- What you should do
Filter the data for lines with the word "ಅವರನ", then copy every line so identified.

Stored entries
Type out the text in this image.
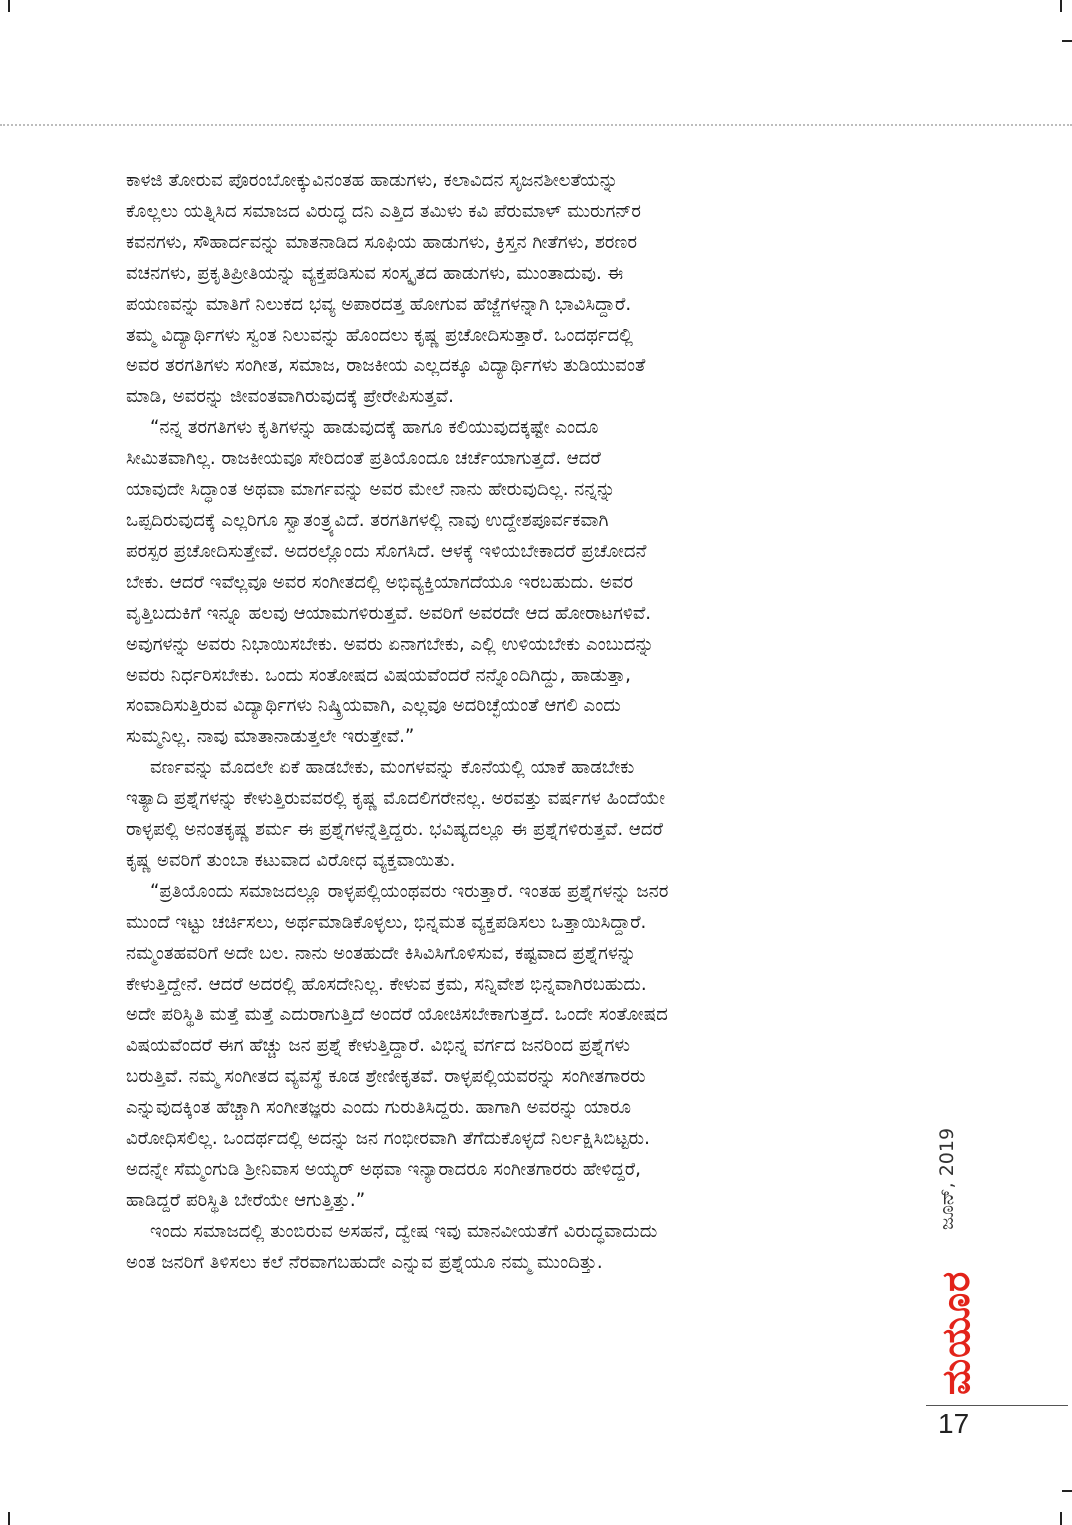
ಕಾಳಜಿ ತೋರುವ ಪೊರಂಬೋಕ್ಕುವಿನಂತಹ ಹಾಡುಗಳು, ಕಲಾವಿದನ ಸೃಜನಶೀಲತೆಯನ್ನು
ಕೊಲ್ಲಲು ಯತ್ನಿಸಿದ ಸಮಾಜದ ವಿರುದ್ಧ ದನಿ ಎತ್ತಿದ ತಮಿಳು ಕವಿ ಪೆರುಮಾಳ್ ಮುರುಗನ್‌ರ
ಕವನಗಳು, ಸೌಹಾರ್ದವನ್ನು ಮಾತನಾಡಿದ ಸೂಫಿಯ ಹಾಡುಗಳು, ಕ್ರಿಸ್ತನ ಗೀತೆಗಳು, ಶರಣರ
ವಚನಗಳು, ಪ್ರಕೃತಿಪ್ರೀತಿಯನ್ನು ವ್ಯಕ್ತಪಡಿಸುವ ಸಂಸ್ಕೃತದ ಹಾಡುಗಳು, ಮುಂತಾದುವು. ಈ
ಪಯಣವನ್ನು ಮಾತಿಗೆ ನಿಲುಕದ ಭವ್ಯ ಅಪಾರದತ್ತ ಹೋಗುವ ಹೆಜ್ಜೆಗಳನ್ನಾಗಿ ಭಾವಿಸಿದ್ದಾರೆ.
ತಮ್ಮ ವಿದ್ಯಾರ್ಥಿಗಳು ಸ್ವಂತ ನಿಲುವನ್ನು ಹೊಂದಲು ಕೃಷ್ಣ ಪ್ರಚೋದಿಸುತ್ತಾರೆ. ಒಂದರ್ಥದಲ್ಲಿ
ಅವರ ತರಗತಿಗಳು ಸಂಗೀತ, ಸಮಾಜ, ರಾಜಕೀಯ ಎಲ್ಲದಕ್ಕೂ ವಿದ್ಯಾರ್ಥಿಗಳು ತುಡಿಯುವಂತೆ
ಮಾಡಿ, ಅವರನ್ನು ಜೀವಂತವಾಗಿರುವುದಕ್ಕೆ ಪ್ರೇರೇಪಿಸುತ್ತವೆ.

“ನನ್ನ ತರಗತಿಗಳು ಕೃತಿಗಳನ್ನು ಹಾಡುವುದಕ್ಕೆ ಹಾಗೂ ಕಲಿಯುವುದಕ್ಕಷ್ಟೇ ಎಂದೂ
ಸೀಮಿತವಾಗಿಲ್ಲ. ರಾಜಕೀಯವೂ ಸೇರಿದಂತೆ ಪ್ರತಿಯೊಂದೂ ಚರ್ಚೆಯಾಗುತ್ತದೆ. ಆದರೆ
ಯಾವುದೇ ಸಿದ್ಧಾಂತ ಅಥವಾ ಮಾರ್ಗವನ್ನು ಅವರ ಮೇಲೆ ನಾನು ಹೇರುವುದಿಲ್ಲ. ನನ್ನನ್ನು
ಒಪ್ಪದಿರುವುದಕ್ಕೆ ಎಲ್ಲರಿಗೂ ಸ್ವಾತಂತ್ರ್ಯವಿದೆ. ತರಗತಿಗಳಲ್ಲಿ ನಾವು ಉದ್ದೇಶಪೂರ್ವಕವಾಗಿ
ಪರಸ್ಪರ ಪ್ರಚೋದಿಸುತ್ತೇವೆ. ಅದರಲ್ಲೊಂದು ಸೊಗಸಿದೆ. ಆಳಕ್ಕೆ ಇಳಿಯಬೇಕಾದರೆ ಪ್ರಚೋದನೆ
ಬೇಕು. ಆದರೆ ಇವೆಲ್ಲವೂ ಅವರ ಸಂಗೀತದಲ್ಲಿ ಅಭಿವ್ಯಕ್ತಿಯಾಗದೆಯೂ ಇರಬಹುದು. ಅವರ
ವೃತ್ತಿಬದುಕಿಗೆ ಇನ್ನೂ ಹಲವು ಆಯಾಮಗಳಿರುತ್ತವೆ. ಅವರಿಗೆ ಅವರದೇ ಆದ ಹೋರಾಟಗಳಿವೆ.
ಅವುಗಳನ್ನು ಅವರು ನಿಭಾಯಿಸಬೇಕು. ಅವರು ಏನಾಗಬೇಕು, ಎಲ್ಲಿ ಉಳಿಯಬೇಕು ಎಂಬುದನ್ನು
ಅವರು ನಿರ್ಧರಿಸಬೇಕು. ಒಂದು ಸಂತೋಷದ ವಿಷಯವೆಂದರೆ ನನ್ನೊಂದಿಗಿದ್ದು, ಹಾಡುತ್ತಾ,
ಸಂವಾದಿಸುತ್ತಿರುವ ವಿದ್ಯಾರ್ಥಿಗಳು ನಿಷ್ಕ್ರಿಯವಾಗಿ, ಎಲ್ಲವೂ ಅದರಿಚ್ಛೆಯಂತೆ ಆಗಲಿ ಎಂದು
ಸುಮ್ಮನಿಲ್ಲ. ನಾವು ಮಾತಾನಾಡುತ್ತಲೇ ಇರುತ್ತೇವೆ.”

ವರ್ಣವನ್ನು ಮೊದಲೇ ಏಕೆ ಹಾಡಬೇಕು, ಮಂಗಳವನ್ನು ಕೊನೆಯಲ್ಲಿ ಯಾಕೆ ಹಾಡಬೇಕು
ಇತ್ಯಾದಿ ಪ್ರಶ್ನೆಗಳನ್ನು ಕೇಳುತ್ತಿರುವವರಲ್ಲಿ ಕೃಷ್ಣ ಮೊದಲಿಗರೇನಲ್ಲ. ಅರವತ್ತು ವರ್ಷಗಳ ಹಿಂದೆಯೇ
ರಾಳ್ಳಪಲ್ಲಿ ಅನಂತಕೃಷ್ಣ ಶರ್ಮ ಈ ಪ್ರಶ್ನೆಗಳನ್ನೆತ್ತಿದ್ದರು. ಭವಿಷ್ಯದಲ್ಲೂ ಈ ಪ್ರಶ್ನೆಗಳಿರುತ್ತವೆ. ಆದರೆ
ಕೃಷ್ಣ ಅವರಿಗೆ ತುಂಬಾ ಕಟುವಾದ ವಿರೋಧ ವ್ಯಕ್ತವಾಯಿತು.

“ಪ್ರತಿಯೊಂದು ಸಮಾಜದಲ್ಲೂ ರಾಳ್ಳಪಲ್ಲಿಯಂಥವರು ಇರುತ್ತಾರೆ. ಇಂತಹ ಪ್ರಶ್ನೆಗಳನ್ನು ಜನರ
ಮುಂದೆ ಇಟ್ಟು ಚರ್ಚಿಸಲು, ಅರ್ಥಮಾಡಿಕೊಳ್ಳಲು, ಭಿನ್ನಮತ ವ್ಯಕ್ತಪಡಿಸಲು ಒತ್ತಾಯಿಸಿದ್ದಾರೆ.
ನಮ್ಮಂತಹವರಿಗೆ ಅದೇ ಬಲ. ನಾನು ಅಂತಹುದೇ ಕಿಸಿವಿಸಿಗೊಳಿಸುವ, ಕಷ್ಟವಾದ ಪ್ರಶ್ನೆಗಳನ್ನು
ಕೇಳುತ್ತಿದ್ದೇನೆ. ಆದರೆ ಅದರಲ್ಲಿ ಹೊಸದೇನಿಲ್ಲ. ಕೇಳುವ ಕ್ರಮ, ಸನ್ನಿವೇಶ ಭಿನ್ನವಾಗಿರಬಹುದು.
ಅದೇ ಪರಿಸ್ಥಿತಿ ಮತ್ತೆ ಮತ್ತೆ ಎದುರಾಗುತ್ತಿದೆ ಅಂದರೆ ಯೋಚಿಸಬೇಕಾಗುತ್ತದೆ. ಒಂದೇ ಸಂತೋಷದ
ವಿಷಯವೆಂದರೆ ಈಗ ಹೆಚ್ಚು ಜನ ಪ್ರಶ್ನೆ ಕೇಳುತ್ತಿದ್ದಾರೆ. ವಿಭಿನ್ನ ವರ್ಗದ ಜನರಿಂದ ಪ್ರಶ್ನೆಗಳು
ಬರುತ್ತಿವೆ. ನಮ್ಮ ಸಂಗೀತದ ವ್ಯವಸ್ಥೆ ಕೂಡ ಶ್ರೇಣೀಕೃತವೆ. ರಾಳ್ಳಪಲ್ಲಿಯವರನ್ನು ಸಂಗೀತಗಾರರು
ಎನ್ನುವುದಕ್ಕಿಂತ ಹೆಚ್ಚಾಗಿ ಸಂಗೀತಜ್ಞರು ಎಂದು ಗುರುತಿಸಿದ್ದರು. ಹಾಗಾಗಿ ಅವರನ್ನು ಯಾರೂ
ವಿರೋಧಿಸಲಿಲ್ಲ. ಒಂದರ್ಥದಲ್ಲಿ ಅದನ್ನು ಜನ ಗಂಭೀರವಾಗಿ ತೆಗೆದುಕೊಳ್ಳದೆ ನಿರ್ಲಕ್ಷಿಸಿಬಿಟ್ಟರು.
ಅದನ್ನೇ ಸೆಮ್ಮಂಗುಡಿ ಶ್ರೀನಿವಾಸ ಅಯ್ಯರ್ ಅಥವಾ ಇನ್ಯಾರಾದರೂ ಸಂಗೀತಗಾರರು ಹೇಳಿದ್ದರೆ,
ಹಾಡಿದ್ದರೆ ಪರಿಸ್ಥಿತಿ ಬೇರೆಯೇ ಆಗುತ್ತಿತ್ತು.”

ಇಂದು ಸಮಾಜದಲ್ಲಿ ತುಂಬಿರುವ ಅಸಹನೆ, ದ್ವೇಷ ಇವು ಮಾನವೀಯತೆಗೆ ವಿರುದ್ಧವಾದುದು
ಅಂತ ಜನರಿಗೆ ತಿಳಿಸಲು ಕಲೆ ನೆರವಾಗಬಹುದೇ ಎನ್ನುವ ಪ್ರಶ್ನೆಯೂ ನಮ್ಮ ಮುಂದಿತ್ತು.

ಜೂನ್, 2019
ಮಯೂರ
17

- Full response
ಮಾಡಿ, ಅವರನ್ನು ಜೀವಂತವಾಗಿರುವುದಕ್ಕೆ ಪ್ರೇರೇಪಿಸುತ್ತವೆ.
ಎನ್ನುವುದಕ್ಕಿಂತ ಹೆಚ್ಚಾಗಿ ಸಂಗೀತಜ್ಞರು ಎಂದು ಗುರುತಿಸಿದ್ದರು. ಹಾಗಾಗಿ ಅವರನ್ನು ಯಾರೂ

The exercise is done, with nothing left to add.